>> begin
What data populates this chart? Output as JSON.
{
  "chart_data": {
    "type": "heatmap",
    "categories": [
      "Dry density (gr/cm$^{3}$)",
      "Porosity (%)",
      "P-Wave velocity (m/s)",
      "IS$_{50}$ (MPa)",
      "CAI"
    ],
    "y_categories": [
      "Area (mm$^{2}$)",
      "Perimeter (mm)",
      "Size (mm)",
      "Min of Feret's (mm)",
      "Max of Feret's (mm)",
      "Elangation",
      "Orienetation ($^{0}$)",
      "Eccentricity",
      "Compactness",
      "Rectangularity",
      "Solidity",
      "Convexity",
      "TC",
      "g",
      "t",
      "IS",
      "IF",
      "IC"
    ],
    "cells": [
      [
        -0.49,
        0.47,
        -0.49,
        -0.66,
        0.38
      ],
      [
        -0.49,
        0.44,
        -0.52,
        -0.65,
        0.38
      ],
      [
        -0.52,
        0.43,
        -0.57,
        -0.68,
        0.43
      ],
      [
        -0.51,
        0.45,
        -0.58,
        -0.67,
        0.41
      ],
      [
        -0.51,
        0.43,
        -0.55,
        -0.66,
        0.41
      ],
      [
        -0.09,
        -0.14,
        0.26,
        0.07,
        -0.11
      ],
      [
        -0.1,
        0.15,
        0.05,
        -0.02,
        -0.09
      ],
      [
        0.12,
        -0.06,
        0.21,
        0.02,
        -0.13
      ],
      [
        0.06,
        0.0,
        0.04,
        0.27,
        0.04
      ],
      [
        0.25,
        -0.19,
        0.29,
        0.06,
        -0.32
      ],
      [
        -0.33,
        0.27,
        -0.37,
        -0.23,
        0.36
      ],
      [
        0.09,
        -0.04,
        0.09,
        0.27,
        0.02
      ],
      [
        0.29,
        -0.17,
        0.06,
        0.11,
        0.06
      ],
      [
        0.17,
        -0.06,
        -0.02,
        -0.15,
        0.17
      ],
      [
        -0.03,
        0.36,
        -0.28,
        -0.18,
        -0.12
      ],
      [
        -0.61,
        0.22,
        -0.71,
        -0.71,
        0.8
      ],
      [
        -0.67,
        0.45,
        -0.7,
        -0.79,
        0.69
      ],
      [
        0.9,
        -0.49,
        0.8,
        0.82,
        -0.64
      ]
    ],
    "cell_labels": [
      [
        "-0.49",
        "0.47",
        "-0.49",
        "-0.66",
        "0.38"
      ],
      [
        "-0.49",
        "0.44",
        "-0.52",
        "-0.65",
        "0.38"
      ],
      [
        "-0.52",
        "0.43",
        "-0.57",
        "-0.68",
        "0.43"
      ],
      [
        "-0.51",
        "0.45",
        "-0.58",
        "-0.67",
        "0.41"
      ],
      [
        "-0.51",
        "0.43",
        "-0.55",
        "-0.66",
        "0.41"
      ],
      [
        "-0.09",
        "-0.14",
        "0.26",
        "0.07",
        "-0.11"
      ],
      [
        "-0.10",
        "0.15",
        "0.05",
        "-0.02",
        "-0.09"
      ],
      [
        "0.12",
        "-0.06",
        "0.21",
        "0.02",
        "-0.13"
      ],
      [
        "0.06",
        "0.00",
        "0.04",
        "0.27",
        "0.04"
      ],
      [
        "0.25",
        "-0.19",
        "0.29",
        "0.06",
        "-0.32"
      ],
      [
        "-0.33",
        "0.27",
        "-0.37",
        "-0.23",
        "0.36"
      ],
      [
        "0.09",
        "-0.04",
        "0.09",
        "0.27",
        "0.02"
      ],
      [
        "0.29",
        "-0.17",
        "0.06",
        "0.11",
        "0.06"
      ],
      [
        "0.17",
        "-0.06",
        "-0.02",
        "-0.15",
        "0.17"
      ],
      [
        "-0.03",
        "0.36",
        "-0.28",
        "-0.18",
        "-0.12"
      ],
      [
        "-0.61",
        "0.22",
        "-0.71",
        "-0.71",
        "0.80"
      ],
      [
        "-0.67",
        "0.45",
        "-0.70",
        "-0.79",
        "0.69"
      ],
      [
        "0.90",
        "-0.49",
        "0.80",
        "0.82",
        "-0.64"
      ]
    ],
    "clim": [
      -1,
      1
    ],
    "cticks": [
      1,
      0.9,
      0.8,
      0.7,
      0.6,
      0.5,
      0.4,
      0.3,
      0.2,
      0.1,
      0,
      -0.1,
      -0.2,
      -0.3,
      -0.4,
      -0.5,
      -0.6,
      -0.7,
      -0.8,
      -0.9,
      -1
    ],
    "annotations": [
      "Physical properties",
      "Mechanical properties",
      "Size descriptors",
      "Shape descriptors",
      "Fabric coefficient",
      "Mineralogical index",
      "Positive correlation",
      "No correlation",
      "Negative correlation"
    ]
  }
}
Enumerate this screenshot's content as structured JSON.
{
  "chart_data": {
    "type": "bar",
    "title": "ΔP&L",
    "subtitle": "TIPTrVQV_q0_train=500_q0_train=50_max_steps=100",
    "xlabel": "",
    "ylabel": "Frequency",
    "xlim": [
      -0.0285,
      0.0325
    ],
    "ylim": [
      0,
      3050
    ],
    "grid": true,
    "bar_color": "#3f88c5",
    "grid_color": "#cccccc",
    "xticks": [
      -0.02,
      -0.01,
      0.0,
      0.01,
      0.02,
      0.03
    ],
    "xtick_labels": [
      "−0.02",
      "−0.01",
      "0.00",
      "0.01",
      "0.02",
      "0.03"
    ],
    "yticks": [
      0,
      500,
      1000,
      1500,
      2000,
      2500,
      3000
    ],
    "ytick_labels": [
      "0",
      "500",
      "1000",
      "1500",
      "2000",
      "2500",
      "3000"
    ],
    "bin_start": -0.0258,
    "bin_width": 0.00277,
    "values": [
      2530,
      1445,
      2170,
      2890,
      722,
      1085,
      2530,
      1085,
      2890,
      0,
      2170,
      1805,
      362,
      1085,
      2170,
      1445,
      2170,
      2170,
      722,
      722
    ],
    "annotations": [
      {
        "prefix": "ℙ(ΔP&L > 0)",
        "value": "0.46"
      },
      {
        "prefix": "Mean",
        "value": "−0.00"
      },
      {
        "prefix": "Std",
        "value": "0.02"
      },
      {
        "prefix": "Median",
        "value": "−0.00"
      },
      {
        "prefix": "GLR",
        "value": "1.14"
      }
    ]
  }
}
>> end
What is expected:
Count how many lines of the data include the word "prefix". Your reply should be that number alone.

Expected answer:
5